*** INPUT

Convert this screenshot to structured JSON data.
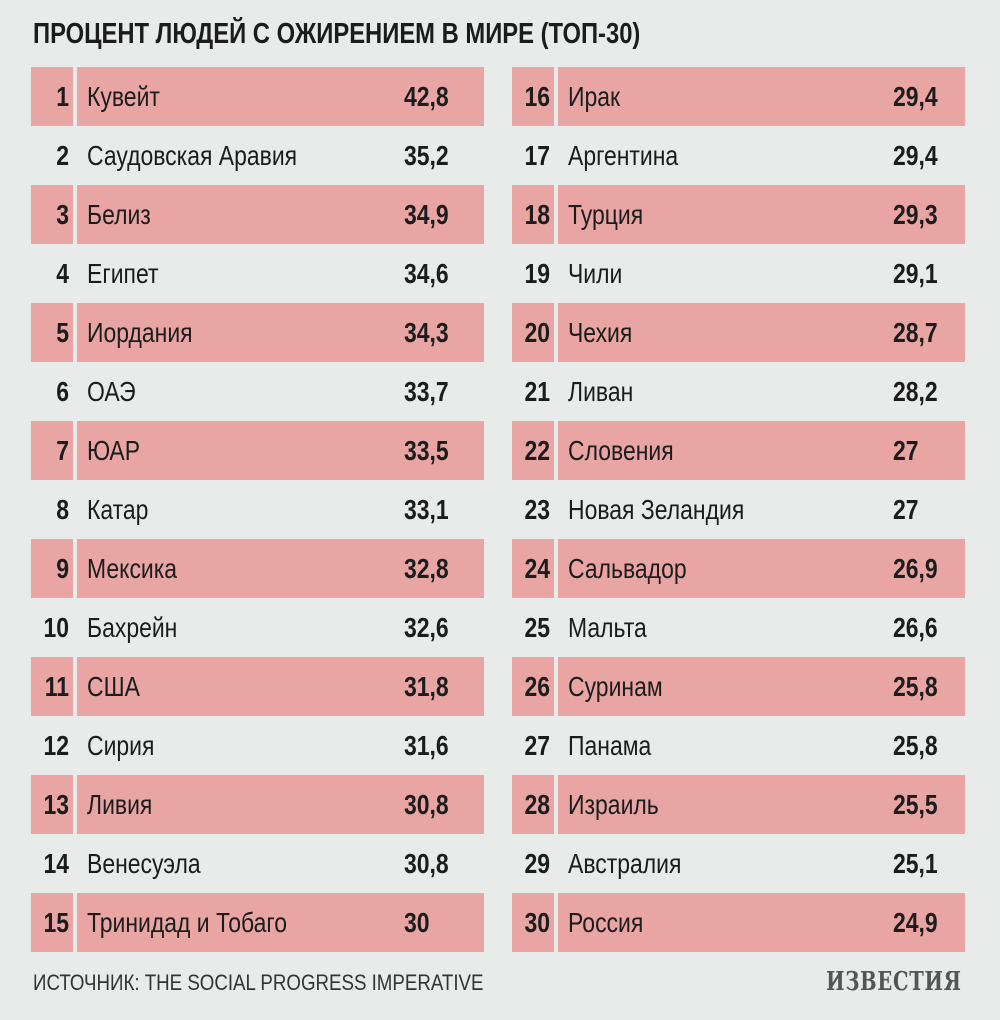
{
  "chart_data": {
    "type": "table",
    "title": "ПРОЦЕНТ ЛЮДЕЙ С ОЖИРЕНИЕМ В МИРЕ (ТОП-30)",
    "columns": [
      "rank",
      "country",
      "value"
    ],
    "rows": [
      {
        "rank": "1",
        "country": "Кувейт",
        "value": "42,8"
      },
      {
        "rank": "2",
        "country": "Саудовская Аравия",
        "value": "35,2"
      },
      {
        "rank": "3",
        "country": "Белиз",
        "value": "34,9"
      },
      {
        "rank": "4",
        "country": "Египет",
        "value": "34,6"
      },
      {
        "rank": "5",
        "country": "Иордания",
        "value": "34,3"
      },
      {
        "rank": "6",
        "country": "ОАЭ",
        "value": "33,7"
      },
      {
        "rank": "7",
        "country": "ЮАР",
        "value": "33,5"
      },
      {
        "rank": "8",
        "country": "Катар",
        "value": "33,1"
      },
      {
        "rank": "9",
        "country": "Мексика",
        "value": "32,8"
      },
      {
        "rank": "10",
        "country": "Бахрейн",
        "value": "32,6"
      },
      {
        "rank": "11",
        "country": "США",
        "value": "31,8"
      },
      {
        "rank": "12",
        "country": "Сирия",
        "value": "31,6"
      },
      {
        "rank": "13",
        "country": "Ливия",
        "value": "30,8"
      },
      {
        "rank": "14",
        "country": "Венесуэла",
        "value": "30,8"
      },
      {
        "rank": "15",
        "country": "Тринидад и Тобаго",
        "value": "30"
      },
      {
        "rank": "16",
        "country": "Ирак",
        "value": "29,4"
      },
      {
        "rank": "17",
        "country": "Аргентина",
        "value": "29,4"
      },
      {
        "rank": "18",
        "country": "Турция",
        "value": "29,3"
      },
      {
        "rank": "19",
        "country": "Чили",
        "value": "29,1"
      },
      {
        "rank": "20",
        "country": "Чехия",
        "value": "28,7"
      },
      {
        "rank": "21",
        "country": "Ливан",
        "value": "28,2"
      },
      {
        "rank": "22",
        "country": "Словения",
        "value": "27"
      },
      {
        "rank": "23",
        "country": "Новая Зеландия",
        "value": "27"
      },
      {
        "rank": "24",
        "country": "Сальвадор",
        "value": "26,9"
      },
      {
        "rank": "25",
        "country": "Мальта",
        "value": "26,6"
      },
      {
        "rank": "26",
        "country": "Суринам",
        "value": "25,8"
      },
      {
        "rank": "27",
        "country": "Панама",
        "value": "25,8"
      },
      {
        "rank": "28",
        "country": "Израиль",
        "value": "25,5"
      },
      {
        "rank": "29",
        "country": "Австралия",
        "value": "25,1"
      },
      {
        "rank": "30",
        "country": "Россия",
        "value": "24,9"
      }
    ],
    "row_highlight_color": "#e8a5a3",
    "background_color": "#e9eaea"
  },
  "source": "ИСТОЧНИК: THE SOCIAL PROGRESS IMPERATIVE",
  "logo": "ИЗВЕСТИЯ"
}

******

## TASK DIRECTIONS
Every line of text is to be repeated exactly; pictures are left out.

## SOLUTION TO THE EXERCISE
Convert this screenshot to structured JSON data.
{
  "chart_data": {
    "type": "table",
    "title": "ПРОЦЕНТ ЛЮДЕЙ С ОЖИРЕНИЕМ В МИРЕ (ТОП-30)",
    "columns": [
      "rank",
      "country",
      "value"
    ],
    "rows": [
      {
        "rank": "1",
        "country": "Кувейт",
        "value": "42,8"
      },
      {
        "rank": "2",
        "country": "Саудовская Аравия",
        "value": "35,2"
      },
      {
        "rank": "3",
        "country": "Белиз",
        "value": "34,9"
      },
      {
        "rank": "4",
        "country": "Египет",
        "value": "34,6"
      },
      {
        "rank": "5",
        "country": "Иордания",
        "value": "34,3"
      },
      {
        "rank": "6",
        "country": "ОАЭ",
        "value": "33,7"
      },
      {
        "rank": "7",
        "country": "ЮАР",
        "value": "33,5"
      },
      {
        "rank": "8",
        "country": "Катар",
        "value": "33,1"
      },
      {
        "rank": "9",
        "country": "Мексика",
        "value": "32,8"
      },
      {
        "rank": "10",
        "country": "Бахрейн",
        "value": "32,6"
      },
      {
        "rank": "11",
        "country": "США",
        "value": "31,8"
      },
      {
        "rank": "12",
        "country": "Сирия",
        "value": "31,6"
      },
      {
        "rank": "13",
        "country": "Ливия",
        "value": "30,8"
      },
      {
        "rank": "14",
        "country": "Венесуэла",
        "value": "30,8"
      },
      {
        "rank": "15",
        "country": "Тринидад и Тобаго",
        "value": "30"
      },
      {
        "rank": "16",
        "country": "Ирак",
        "value": "29,4"
      },
      {
        "rank": "17",
        "country": "Аргентина",
        "value": "29,4"
      },
      {
        "rank": "18",
        "country": "Турция",
        "value": "29,3"
      },
      {
        "rank": "19",
        "country": "Чили",
        "value": "29,1"
      },
      {
        "rank": "20",
        "country": "Чехия",
        "value": "28,7"
      },
      {
        "rank": "21",
        "country": "Ливан",
        "value": "28,2"
      },
      {
        "rank": "22",
        "country": "Словения",
        "value": "27"
      },
      {
        "rank": "23",
        "country": "Новая Зеландия",
        "value": "27"
      },
      {
        "rank": "24",
        "country": "Сальвадор",
        "value": "26,9"
      },
      {
        "rank": "25",
        "country": "Мальта",
        "value": "26,6"
      },
      {
        "rank": "26",
        "country": "Суринам",
        "value": "25,8"
      },
      {
        "rank": "27",
        "country": "Панама",
        "value": "25,8"
      },
      {
        "rank": "28",
        "country": "Израиль",
        "value": "25,5"
      },
      {
        "rank": "29",
        "country": "Австралия",
        "value": "25,1"
      },
      {
        "rank": "30",
        "country": "Россия",
        "value": "24,9"
      }
    ],
    "row_highlight_color": "#e8a5a3",
    "background_color": "#e9eaea"
  },
  "source": "ИСТОЧНИК: THE SOCIAL PROGRESS IMPERATIVE",
  "logo": "ИЗВЕСТИЯ"
}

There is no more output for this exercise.